> [WHAT TO WORK ON] Retrieve every line from the records in which the word "legend" occurs.

> [THE RECORDS]
========================================================================
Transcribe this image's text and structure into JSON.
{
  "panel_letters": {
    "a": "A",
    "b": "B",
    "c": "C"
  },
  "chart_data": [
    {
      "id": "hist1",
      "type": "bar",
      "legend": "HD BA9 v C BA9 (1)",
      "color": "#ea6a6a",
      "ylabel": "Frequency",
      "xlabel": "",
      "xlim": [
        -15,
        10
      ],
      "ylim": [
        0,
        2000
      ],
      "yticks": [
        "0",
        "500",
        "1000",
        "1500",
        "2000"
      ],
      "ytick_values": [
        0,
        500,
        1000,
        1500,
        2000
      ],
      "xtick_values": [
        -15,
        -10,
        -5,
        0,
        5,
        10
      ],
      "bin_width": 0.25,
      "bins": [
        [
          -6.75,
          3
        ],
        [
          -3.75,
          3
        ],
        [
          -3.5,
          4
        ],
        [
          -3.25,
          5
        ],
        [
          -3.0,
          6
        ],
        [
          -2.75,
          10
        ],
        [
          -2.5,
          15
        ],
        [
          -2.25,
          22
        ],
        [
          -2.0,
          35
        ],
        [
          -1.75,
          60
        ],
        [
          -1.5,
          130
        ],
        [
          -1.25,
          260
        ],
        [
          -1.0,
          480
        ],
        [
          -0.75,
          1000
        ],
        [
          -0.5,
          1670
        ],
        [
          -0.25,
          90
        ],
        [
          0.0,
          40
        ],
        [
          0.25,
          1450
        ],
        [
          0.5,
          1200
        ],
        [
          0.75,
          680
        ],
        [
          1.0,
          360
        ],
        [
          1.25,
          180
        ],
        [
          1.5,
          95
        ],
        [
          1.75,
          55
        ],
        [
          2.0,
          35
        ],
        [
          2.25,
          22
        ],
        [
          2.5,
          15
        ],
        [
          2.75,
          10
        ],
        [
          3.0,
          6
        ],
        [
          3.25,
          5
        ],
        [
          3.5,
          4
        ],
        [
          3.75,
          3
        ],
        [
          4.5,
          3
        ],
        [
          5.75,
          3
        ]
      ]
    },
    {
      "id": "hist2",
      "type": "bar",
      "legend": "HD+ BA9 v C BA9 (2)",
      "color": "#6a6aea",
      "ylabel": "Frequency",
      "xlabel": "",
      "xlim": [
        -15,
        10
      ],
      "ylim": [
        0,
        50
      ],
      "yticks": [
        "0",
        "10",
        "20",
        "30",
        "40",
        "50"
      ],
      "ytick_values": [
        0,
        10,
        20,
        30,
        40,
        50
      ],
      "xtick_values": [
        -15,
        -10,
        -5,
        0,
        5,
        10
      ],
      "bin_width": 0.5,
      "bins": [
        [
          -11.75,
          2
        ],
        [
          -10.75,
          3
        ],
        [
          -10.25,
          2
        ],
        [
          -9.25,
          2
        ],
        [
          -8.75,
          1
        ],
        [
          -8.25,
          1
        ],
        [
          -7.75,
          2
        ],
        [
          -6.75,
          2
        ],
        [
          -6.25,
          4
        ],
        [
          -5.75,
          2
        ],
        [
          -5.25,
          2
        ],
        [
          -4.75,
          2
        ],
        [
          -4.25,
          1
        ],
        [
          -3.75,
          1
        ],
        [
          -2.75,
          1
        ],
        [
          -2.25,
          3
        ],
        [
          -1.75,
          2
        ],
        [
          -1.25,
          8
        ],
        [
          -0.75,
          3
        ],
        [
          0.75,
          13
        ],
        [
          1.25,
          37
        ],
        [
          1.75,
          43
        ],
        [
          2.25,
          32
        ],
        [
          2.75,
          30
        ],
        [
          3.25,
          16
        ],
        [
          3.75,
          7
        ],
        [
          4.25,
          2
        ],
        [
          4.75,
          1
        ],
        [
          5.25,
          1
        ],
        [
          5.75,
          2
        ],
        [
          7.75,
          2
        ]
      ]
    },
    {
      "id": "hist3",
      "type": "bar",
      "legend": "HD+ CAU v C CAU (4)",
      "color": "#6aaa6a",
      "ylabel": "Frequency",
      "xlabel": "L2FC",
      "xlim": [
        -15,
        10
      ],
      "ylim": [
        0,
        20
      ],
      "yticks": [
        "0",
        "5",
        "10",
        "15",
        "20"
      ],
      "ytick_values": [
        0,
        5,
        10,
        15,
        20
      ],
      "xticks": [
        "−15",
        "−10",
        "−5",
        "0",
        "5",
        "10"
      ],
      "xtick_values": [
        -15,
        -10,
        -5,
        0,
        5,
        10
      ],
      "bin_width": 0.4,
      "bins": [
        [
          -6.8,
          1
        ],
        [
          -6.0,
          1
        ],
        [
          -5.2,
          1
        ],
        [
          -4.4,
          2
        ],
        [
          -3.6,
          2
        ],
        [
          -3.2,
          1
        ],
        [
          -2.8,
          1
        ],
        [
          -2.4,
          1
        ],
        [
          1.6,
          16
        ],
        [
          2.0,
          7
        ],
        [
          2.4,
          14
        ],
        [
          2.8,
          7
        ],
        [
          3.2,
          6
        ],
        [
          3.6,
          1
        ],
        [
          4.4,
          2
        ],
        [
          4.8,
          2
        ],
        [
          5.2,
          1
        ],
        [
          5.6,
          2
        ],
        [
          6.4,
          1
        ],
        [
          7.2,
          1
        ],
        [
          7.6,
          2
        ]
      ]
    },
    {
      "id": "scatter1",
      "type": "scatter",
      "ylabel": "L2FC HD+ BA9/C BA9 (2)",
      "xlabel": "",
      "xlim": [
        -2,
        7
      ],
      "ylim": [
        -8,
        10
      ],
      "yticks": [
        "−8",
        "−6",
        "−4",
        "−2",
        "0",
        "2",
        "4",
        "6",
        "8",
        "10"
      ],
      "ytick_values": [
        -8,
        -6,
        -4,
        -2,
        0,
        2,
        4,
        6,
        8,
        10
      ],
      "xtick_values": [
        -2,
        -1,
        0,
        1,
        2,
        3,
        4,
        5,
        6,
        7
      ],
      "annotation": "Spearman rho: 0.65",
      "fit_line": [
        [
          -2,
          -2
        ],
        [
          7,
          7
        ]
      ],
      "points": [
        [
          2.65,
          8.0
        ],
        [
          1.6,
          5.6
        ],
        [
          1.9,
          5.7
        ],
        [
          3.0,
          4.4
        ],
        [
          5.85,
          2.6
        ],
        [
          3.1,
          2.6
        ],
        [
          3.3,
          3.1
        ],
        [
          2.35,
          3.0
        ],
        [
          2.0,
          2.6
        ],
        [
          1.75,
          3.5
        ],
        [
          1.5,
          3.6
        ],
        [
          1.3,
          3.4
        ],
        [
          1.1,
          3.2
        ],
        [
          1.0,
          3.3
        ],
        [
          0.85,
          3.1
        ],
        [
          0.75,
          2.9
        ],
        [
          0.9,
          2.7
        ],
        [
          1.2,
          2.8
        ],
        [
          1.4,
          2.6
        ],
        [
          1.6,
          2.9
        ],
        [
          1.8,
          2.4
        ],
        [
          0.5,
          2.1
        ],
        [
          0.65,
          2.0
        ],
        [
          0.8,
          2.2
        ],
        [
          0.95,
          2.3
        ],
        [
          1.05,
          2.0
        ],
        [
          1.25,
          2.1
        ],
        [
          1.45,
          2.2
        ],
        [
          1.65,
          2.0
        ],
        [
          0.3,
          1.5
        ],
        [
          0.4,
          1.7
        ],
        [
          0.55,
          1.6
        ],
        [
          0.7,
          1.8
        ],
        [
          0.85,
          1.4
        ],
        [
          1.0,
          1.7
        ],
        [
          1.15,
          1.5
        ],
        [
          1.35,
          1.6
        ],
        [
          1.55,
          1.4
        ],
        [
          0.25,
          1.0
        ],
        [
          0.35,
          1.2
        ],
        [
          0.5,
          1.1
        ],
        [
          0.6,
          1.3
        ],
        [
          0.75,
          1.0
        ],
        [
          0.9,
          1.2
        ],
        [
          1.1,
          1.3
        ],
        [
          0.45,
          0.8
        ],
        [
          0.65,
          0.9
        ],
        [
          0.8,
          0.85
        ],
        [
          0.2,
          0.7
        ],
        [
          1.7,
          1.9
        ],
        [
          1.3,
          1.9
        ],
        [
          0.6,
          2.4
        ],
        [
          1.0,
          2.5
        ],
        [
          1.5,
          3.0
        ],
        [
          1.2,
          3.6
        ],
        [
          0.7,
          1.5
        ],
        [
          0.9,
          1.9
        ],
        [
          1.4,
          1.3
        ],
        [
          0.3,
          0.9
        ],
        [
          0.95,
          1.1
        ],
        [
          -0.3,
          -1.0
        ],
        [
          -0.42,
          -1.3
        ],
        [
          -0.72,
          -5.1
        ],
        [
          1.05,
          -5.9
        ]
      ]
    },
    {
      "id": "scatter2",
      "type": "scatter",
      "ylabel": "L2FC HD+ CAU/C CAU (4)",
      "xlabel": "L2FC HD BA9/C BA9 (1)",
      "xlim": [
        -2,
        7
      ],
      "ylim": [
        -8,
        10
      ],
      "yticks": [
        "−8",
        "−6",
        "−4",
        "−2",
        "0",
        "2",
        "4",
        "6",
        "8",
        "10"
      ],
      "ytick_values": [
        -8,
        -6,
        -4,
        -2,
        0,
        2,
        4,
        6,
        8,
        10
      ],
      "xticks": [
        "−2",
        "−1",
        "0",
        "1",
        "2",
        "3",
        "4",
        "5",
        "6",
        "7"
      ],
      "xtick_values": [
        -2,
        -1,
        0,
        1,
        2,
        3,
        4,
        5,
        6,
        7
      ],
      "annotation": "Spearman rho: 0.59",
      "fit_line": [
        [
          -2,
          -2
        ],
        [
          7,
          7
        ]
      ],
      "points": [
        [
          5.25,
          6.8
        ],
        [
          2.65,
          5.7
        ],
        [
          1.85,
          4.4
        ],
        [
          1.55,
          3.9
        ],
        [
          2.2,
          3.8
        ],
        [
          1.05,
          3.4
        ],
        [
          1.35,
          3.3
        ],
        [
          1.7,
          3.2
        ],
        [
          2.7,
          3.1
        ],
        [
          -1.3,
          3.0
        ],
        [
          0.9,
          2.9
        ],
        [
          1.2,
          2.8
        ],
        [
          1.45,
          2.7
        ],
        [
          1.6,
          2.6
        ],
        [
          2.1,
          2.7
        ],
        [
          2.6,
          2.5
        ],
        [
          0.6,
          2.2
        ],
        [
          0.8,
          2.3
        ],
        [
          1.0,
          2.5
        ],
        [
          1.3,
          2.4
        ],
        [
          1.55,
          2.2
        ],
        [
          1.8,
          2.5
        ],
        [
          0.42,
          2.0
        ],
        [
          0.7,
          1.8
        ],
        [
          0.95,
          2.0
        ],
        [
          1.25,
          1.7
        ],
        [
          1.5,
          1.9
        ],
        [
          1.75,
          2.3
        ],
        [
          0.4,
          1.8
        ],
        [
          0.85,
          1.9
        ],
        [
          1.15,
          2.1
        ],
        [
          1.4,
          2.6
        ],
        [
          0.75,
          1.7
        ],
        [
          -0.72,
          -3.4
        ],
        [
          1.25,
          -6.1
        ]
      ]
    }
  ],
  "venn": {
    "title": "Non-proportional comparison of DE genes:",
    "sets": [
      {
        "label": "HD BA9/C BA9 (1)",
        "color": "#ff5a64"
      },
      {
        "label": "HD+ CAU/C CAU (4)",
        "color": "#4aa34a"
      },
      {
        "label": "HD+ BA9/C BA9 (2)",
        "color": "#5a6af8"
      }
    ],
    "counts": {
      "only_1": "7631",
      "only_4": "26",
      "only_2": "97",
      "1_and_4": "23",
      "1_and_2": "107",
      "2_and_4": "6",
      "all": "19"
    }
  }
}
========================================================================
> [RESPONSE TO THE EXERCISE]
      "legend": "HD BA9 v C BA9 (1)",
      "legend": "HD+ BA9 v C BA9 (2)",
      "legend": "HD+ CAU v C CAU (4)",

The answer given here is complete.